* PROBLEM:
Rewrite the entries below with every "y2-tick-label" renamed to "right-axis-label" and every other line left as it is. Leave the pictures out of your version.

----

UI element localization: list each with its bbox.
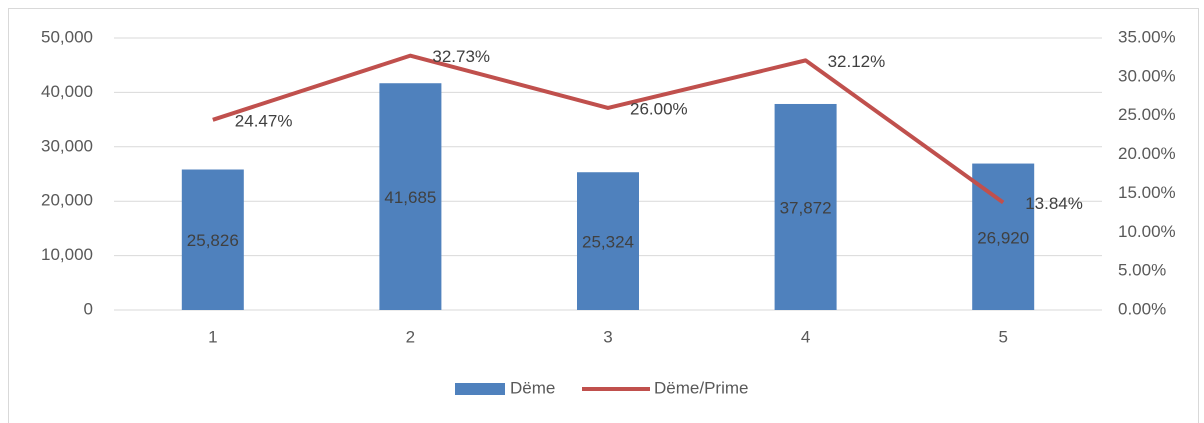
y-tick-label: 0 bbox=[84, 299, 93, 318]
line-value-label: 32.12% bbox=[828, 52, 886, 71]
line-value-label: 26.00% bbox=[630, 99, 688, 118]
y2-tick-label: 10.00% bbox=[1118, 222, 1176, 241]
y2-tick-label: 5.00% bbox=[1118, 261, 1166, 280]
line-value-label: 13.84% bbox=[1025, 194, 1083, 213]
y2-tick-label: 0.00% bbox=[1118, 299, 1166, 318]
legend-label: Dëme bbox=[510, 378, 555, 397]
y2-tick-label: 15.00% bbox=[1118, 183, 1176, 202]
x-tick-label: 5 bbox=[998, 327, 1007, 346]
bar-value-label: 41,685 bbox=[384, 188, 436, 207]
x-tick-label: 3 bbox=[603, 327, 612, 346]
x-tick-label: 4 bbox=[801, 327, 810, 346]
bar-value-label: 37,872 bbox=[780, 198, 832, 217]
y-tick-label: 20,000 bbox=[41, 191, 93, 210]
x-tick-label: 2 bbox=[406, 327, 415, 346]
y2-tick-label: 25.00% bbox=[1118, 105, 1176, 124]
bar bbox=[577, 172, 639, 310]
bar bbox=[379, 83, 442, 310]
line bbox=[212, 53, 1005, 205]
chart-border bbox=[8, 8, 1199, 423]
bar-value-label: 26,920 bbox=[977, 228, 1029, 247]
y2-tick-label: 30.00% bbox=[1118, 66, 1176, 85]
y-tick-label: 10,000 bbox=[41, 245, 93, 264]
y2-tick-label: 20.00% bbox=[1118, 144, 1176, 163]
legend-label: Dëme/Prime bbox=[654, 378, 748, 397]
bar bbox=[774, 103, 837, 310]
y-tick-label: 40,000 bbox=[41, 82, 93, 101]
y2-tick-label: 35.00% bbox=[1118, 27, 1176, 46]
bar-value-label: 25,826 bbox=[187, 231, 239, 250]
line-value-label: 24.47% bbox=[235, 111, 293, 130]
y-tick-label: 30,000 bbox=[41, 136, 93, 155]
legend-swatch bbox=[455, 383, 505, 395]
x-tick-label: 1 bbox=[208, 327, 217, 346]
bar-value-label: 25,324 bbox=[582, 233, 634, 252]
bar bbox=[181, 169, 244, 310]
line-value-label: 32.73% bbox=[432, 47, 490, 66]
y-tick-label: 50,000 bbox=[41, 27, 93, 46]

----

* CORRECT RESULT:
UI element localization: list each with its bbox.
y-tick-label: 0 bbox=[84, 299, 93, 318]
line-value-label: 32.12% bbox=[828, 52, 886, 71]
line-value-label: 26.00% bbox=[630, 99, 688, 118]
right-axis-label: 10.00% bbox=[1118, 222, 1176, 241]
right-axis-label: 5.00% bbox=[1118, 261, 1166, 280]
line-value-label: 13.84% bbox=[1025, 194, 1083, 213]
right-axis-label: 0.00% bbox=[1118, 299, 1166, 318]
legend-label: Dëme bbox=[510, 378, 555, 397]
right-axis-label: 15.00% bbox=[1118, 183, 1176, 202]
x-tick-label: 5 bbox=[998, 327, 1007, 346]
bar-value-label: 41,685 bbox=[384, 188, 436, 207]
x-tick-label: 3 bbox=[603, 327, 612, 346]
x-tick-label: 4 bbox=[801, 327, 810, 346]
bar-value-label: 37,872 bbox=[780, 198, 832, 217]
y-tick-label: 20,000 bbox=[41, 191, 93, 210]
x-tick-label: 2 bbox=[406, 327, 415, 346]
right-axis-label: 25.00% bbox=[1118, 105, 1176, 124]
bar bbox=[577, 172, 639, 310]
bar bbox=[379, 83, 442, 310]
line bbox=[212, 53, 1005, 205]
chart-border bbox=[8, 8, 1199, 423]
bar-value-label: 26,920 bbox=[977, 228, 1029, 247]
right-axis-label: 30.00% bbox=[1118, 66, 1176, 85]
y-tick-label: 10,000 bbox=[41, 245, 93, 264]
right-axis-label: 20.00% bbox=[1118, 144, 1176, 163]
legend-label: Dëme/Prime bbox=[654, 378, 748, 397]
bar bbox=[774, 103, 837, 310]
y-tick-label: 40,000 bbox=[41, 82, 93, 101]
right-axis-label: 35.00% bbox=[1118, 27, 1176, 46]
bar-value-label: 25,826 bbox=[187, 231, 239, 250]
line-value-label: 24.47% bbox=[235, 111, 293, 130]
y-tick-label: 30,000 bbox=[41, 136, 93, 155]
legend-swatch bbox=[455, 383, 505, 395]
x-tick-label: 1 bbox=[208, 327, 217, 346]
bar-value-label: 25,324 bbox=[582, 233, 634, 252]
bar bbox=[181, 169, 244, 310]
line-value-label: 32.73% bbox=[432, 47, 490, 66]
y-tick-label: 50,000 bbox=[41, 27, 93, 46]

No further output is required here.